### EXERCISE INSTRUCTIONS
The records that follow need to be output exactly as they are.
* * * * *
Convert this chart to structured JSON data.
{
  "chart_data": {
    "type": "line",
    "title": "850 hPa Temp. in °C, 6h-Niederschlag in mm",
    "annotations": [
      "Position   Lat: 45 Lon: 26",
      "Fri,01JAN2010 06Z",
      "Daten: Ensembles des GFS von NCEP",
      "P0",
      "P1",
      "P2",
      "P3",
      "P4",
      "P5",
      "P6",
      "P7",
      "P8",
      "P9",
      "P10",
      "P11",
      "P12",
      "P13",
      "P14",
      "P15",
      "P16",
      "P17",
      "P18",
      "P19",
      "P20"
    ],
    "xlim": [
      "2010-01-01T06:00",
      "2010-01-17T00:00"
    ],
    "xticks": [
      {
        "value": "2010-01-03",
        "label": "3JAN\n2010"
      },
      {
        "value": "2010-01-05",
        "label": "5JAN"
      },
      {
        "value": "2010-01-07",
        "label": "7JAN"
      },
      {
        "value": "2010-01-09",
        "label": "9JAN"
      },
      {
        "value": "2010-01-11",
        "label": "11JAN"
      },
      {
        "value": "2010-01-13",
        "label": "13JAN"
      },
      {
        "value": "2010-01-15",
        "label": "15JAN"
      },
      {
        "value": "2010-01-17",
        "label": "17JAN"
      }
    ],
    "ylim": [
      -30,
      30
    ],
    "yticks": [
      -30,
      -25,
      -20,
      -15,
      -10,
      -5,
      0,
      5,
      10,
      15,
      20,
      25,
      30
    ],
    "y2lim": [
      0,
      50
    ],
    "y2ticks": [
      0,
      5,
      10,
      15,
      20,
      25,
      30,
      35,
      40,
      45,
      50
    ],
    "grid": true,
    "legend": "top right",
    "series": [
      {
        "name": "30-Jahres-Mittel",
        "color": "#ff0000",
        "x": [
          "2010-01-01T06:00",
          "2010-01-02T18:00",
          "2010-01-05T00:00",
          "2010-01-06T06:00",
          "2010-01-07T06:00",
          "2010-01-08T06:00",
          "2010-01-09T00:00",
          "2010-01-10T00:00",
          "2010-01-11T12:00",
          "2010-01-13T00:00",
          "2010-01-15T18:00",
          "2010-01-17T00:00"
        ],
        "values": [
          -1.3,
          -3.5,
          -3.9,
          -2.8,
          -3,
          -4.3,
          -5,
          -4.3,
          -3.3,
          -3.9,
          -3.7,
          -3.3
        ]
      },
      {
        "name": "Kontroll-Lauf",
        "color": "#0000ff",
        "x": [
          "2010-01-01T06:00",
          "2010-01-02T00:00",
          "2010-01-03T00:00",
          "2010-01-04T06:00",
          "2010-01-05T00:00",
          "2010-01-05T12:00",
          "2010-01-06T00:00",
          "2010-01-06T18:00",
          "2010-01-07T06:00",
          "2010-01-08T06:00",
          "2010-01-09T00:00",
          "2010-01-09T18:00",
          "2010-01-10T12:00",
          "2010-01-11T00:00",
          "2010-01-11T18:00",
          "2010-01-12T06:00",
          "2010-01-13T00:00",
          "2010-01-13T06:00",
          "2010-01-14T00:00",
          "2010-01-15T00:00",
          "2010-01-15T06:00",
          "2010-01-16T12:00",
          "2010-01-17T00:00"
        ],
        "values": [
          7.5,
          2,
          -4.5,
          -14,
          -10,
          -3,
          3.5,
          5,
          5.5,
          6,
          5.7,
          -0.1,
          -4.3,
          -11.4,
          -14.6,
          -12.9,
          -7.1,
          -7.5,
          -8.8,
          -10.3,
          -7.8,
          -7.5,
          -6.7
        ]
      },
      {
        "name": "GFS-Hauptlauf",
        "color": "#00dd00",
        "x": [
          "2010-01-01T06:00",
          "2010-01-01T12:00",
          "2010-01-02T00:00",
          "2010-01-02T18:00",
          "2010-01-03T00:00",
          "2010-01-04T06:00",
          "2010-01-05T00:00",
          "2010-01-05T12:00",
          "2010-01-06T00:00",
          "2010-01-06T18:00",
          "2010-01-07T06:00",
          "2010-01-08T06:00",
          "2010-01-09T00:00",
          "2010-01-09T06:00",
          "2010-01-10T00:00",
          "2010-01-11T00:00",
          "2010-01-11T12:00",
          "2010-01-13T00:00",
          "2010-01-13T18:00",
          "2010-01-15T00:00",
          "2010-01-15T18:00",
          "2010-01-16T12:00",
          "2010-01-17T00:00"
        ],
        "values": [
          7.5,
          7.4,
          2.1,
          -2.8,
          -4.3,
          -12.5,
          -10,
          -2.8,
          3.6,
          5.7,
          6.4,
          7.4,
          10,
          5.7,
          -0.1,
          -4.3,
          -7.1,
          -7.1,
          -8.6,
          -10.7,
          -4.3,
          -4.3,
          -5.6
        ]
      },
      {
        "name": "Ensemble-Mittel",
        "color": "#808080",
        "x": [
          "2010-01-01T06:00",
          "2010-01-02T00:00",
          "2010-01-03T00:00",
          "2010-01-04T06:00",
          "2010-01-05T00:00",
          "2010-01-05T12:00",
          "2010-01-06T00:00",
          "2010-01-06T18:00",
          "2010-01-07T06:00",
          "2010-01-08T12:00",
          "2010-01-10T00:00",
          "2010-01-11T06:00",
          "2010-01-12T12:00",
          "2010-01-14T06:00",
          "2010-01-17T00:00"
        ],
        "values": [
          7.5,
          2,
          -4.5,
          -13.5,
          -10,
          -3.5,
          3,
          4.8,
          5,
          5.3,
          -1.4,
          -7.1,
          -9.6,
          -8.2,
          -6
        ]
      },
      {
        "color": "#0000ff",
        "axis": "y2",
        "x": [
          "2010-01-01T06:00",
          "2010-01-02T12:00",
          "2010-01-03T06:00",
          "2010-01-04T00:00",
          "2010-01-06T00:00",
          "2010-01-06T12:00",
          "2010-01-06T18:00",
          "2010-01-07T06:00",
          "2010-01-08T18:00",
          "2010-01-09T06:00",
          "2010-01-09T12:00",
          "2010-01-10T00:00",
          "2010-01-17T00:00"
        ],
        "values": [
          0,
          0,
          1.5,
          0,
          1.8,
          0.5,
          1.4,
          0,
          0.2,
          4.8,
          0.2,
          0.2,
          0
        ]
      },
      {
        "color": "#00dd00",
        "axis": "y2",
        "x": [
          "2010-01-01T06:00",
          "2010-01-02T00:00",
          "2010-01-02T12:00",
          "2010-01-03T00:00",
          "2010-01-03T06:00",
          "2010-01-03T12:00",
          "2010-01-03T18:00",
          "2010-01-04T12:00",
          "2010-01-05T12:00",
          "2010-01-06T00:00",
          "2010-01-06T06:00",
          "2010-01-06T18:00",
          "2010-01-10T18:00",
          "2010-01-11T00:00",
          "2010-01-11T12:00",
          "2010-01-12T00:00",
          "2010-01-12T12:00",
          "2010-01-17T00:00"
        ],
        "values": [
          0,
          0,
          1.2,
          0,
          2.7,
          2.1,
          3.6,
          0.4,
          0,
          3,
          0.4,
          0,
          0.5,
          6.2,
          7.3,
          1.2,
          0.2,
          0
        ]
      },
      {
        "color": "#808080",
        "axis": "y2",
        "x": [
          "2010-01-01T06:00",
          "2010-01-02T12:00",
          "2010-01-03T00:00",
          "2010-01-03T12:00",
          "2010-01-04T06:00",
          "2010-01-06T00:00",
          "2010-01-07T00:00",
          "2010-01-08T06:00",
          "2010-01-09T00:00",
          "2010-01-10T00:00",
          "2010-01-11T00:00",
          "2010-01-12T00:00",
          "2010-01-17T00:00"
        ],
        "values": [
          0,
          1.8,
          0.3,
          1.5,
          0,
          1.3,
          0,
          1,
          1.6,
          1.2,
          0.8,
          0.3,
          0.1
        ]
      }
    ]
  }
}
* * * * *
### THE ANSWER
Convert this chart to structured JSON data.
{
  "chart_data": {
    "type": "line",
    "title": "850 hPa Temp. in °C, 6h-Niederschlag in mm",
    "annotations": [
      "Position   Lat: 45 Lon: 26",
      "Fri,01JAN2010 06Z",
      "Daten: Ensembles des GFS von NCEP",
      "P0",
      "P1",
      "P2",
      "P3",
      "P4",
      "P5",
      "P6",
      "P7",
      "P8",
      "P9",
      "P10",
      "P11",
      "P12",
      "P13",
      "P14",
      "P15",
      "P16",
      "P17",
      "P18",
      "P19",
      "P20"
    ],
    "xlim": [
      "2010-01-01T06:00",
      "2010-01-17T00:00"
    ],
    "xticks": [
      {
        "value": "2010-01-03",
        "label": "3JAN\n2010"
      },
      {
        "value": "2010-01-05",
        "label": "5JAN"
      },
      {
        "value": "2010-01-07",
        "label": "7JAN"
      },
      {
        "value": "2010-01-09",
        "label": "9JAN"
      },
      {
        "value": "2010-01-11",
        "label": "11JAN"
      },
      {
        "value": "2010-01-13",
        "label": "13JAN"
      },
      {
        "value": "2010-01-15",
        "label": "15JAN"
      },
      {
        "value": "2010-01-17",
        "label": "17JAN"
      }
    ],
    "ylim": [
      -30,
      30
    ],
    "yticks": [
      -30,
      -25,
      -20,
      -15,
      -10,
      -5,
      0,
      5,
      10,
      15,
      20,
      25,
      30
    ],
    "y2lim": [
      0,
      50
    ],
    "y2ticks": [
      0,
      5,
      10,
      15,
      20,
      25,
      30,
      35,
      40,
      45,
      50
    ],
    "grid": true,
    "legend": "top right",
    "series": [
      {
        "name": "30-Jahres-Mittel",
        "color": "#ff0000",
        "x": [
          "2010-01-01T06:00",
          "2010-01-02T18:00",
          "2010-01-05T00:00",
          "2010-01-06T06:00",
          "2010-01-07T06:00",
          "2010-01-08T06:00",
          "2010-01-09T00:00",
          "2010-01-10T00:00",
          "2010-01-11T12:00",
          "2010-01-13T00:00",
          "2010-01-15T18:00",
          "2010-01-17T00:00"
        ],
        "values": [
          -1.3,
          -3.5,
          -3.9,
          -2.8,
          -3,
          -4.3,
          -5,
          -4.3,
          -3.3,
          -3.9,
          -3.7,
          -3.3
        ]
      },
      {
        "name": "Kontroll-Lauf",
        "color": "#0000ff",
        "x": [
          "2010-01-01T06:00",
          "2010-01-02T00:00",
          "2010-01-03T00:00",
          "2010-01-04T06:00",
          "2010-01-05T00:00",
          "2010-01-05T12:00",
          "2010-01-06T00:00",
          "2010-01-06T18:00",
          "2010-01-07T06:00",
          "2010-01-08T06:00",
          "2010-01-09T00:00",
          "2010-01-09T18:00",
          "2010-01-10T12:00",
          "2010-01-11T00:00",
          "2010-01-11T18:00",
          "2010-01-12T06:00",
          "2010-01-13T00:00",
          "2010-01-13T06:00",
          "2010-01-14T00:00",
          "2010-01-15T00:00",
          "2010-01-15T06:00",
          "2010-01-16T12:00",
          "2010-01-17T00:00"
        ],
        "values": [
          7.5,
          2,
          -4.5,
          -14,
          -10,
          -3,
          3.5,
          5,
          5.5,
          6,
          5.7,
          -0.1,
          -4.3,
          -11.4,
          -14.6,
          -12.9,
          -7.1,
          -7.5,
          -8.8,
          -10.3,
          -7.8,
          -7.5,
          -6.7
        ]
      },
      {
        "name": "GFS-Hauptlauf",
        "color": "#00dd00",
        "x": [
          "2010-01-01T06:00",
          "2010-01-01T12:00",
          "2010-01-02T00:00",
          "2010-01-02T18:00",
          "2010-01-03T00:00",
          "2010-01-04T06:00",
          "2010-01-05T00:00",
          "2010-01-05T12:00",
          "2010-01-06T00:00",
          "2010-01-06T18:00",
          "2010-01-07T06:00",
          "2010-01-08T06:00",
          "2010-01-09T00:00",
          "2010-01-09T06:00",
          "2010-01-10T00:00",
          "2010-01-11T00:00",
          "2010-01-11T12:00",
          "2010-01-13T00:00",
          "2010-01-13T18:00",
          "2010-01-15T00:00",
          "2010-01-15T18:00",
          "2010-01-16T12:00",
          "2010-01-17T00:00"
        ],
        "values": [
          7.5,
          7.4,
          2.1,
          -2.8,
          -4.3,
          -12.5,
          -10,
          -2.8,
          3.6,
          5.7,
          6.4,
          7.4,
          10,
          5.7,
          -0.1,
          -4.3,
          -7.1,
          -7.1,
          -8.6,
          -10.7,
          -4.3,
          -4.3,
          -5.6
        ]
      },
      {
        "name": "Ensemble-Mittel",
        "color": "#808080",
        "x": [
          "2010-01-01T06:00",
          "2010-01-02T00:00",
          "2010-01-03T00:00",
          "2010-01-04T06:00",
          "2010-01-05T00:00",
          "2010-01-05T12:00",
          "2010-01-06T00:00",
          "2010-01-06T18:00",
          "2010-01-07T06:00",
          "2010-01-08T12:00",
          "2010-01-10T00:00",
          "2010-01-11T06:00",
          "2010-01-12T12:00",
          "2010-01-14T06:00",
          "2010-01-17T00:00"
        ],
        "values": [
          7.5,
          2,
          -4.5,
          -13.5,
          -10,
          -3.5,
          3,
          4.8,
          5,
          5.3,
          -1.4,
          -7.1,
          -9.6,
          -8.2,
          -6
        ]
      },
      {
        "color": "#0000ff",
        "axis": "y2",
        "x": [
          "2010-01-01T06:00",
          "2010-01-02T12:00",
          "2010-01-03T06:00",
          "2010-01-04T00:00",
          "2010-01-06T00:00",
          "2010-01-06T12:00",
          "2010-01-06T18:00",
          "2010-01-07T06:00",
          "2010-01-08T18:00",
          "2010-01-09T06:00",
          "2010-01-09T12:00",
          "2010-01-10T00:00",
          "2010-01-17T00:00"
        ],
        "values": [
          0,
          0,
          1.5,
          0,
          1.8,
          0.5,
          1.4,
          0,
          0.2,
          4.8,
          0.2,
          0.2,
          0
        ]
      },
      {
        "color": "#00dd00",
        "axis": "y2",
        "x": [
          "2010-01-01T06:00",
          "2010-01-02T00:00",
          "2010-01-02T12:00",
          "2010-01-03T00:00",
          "2010-01-03T06:00",
          "2010-01-03T12:00",
          "2010-01-03T18:00",
          "2010-01-04T12:00",
          "2010-01-05T12:00",
          "2010-01-06T00:00",
          "2010-01-06T06:00",
          "2010-01-06T18:00",
          "2010-01-10T18:00",
          "2010-01-11T00:00",
          "2010-01-11T12:00",
          "2010-01-12T00:00",
          "2010-01-12T12:00",
          "2010-01-17T00:00"
        ],
        "values": [
          0,
          0,
          1.2,
          0,
          2.7,
          2.1,
          3.6,
          0.4,
          0,
          3,
          0.4,
          0,
          0.5,
          6.2,
          7.3,
          1.2,
          0.2,
          0
        ]
      },
      {
        "color": "#808080",
        "axis": "y2",
        "x": [
          "2010-01-01T06:00",
          "2010-01-02T12:00",
          "2010-01-03T00:00",
          "2010-01-03T12:00",
          "2010-01-04T06:00",
          "2010-01-06T00:00",
          "2010-01-07T00:00",
          "2010-01-08T06:00",
          "2010-01-09T00:00",
          "2010-01-10T00:00",
          "2010-01-11T00:00",
          "2010-01-12T00:00",
          "2010-01-17T00:00"
        ],
        "values": [
          0,
          1.8,
          0.3,
          1.5,
          0,
          1.3,
          0,
          1,
          1.6,
          1.2,
          0.8,
          0.3,
          0.1
        ]
      }
    ]
  }
}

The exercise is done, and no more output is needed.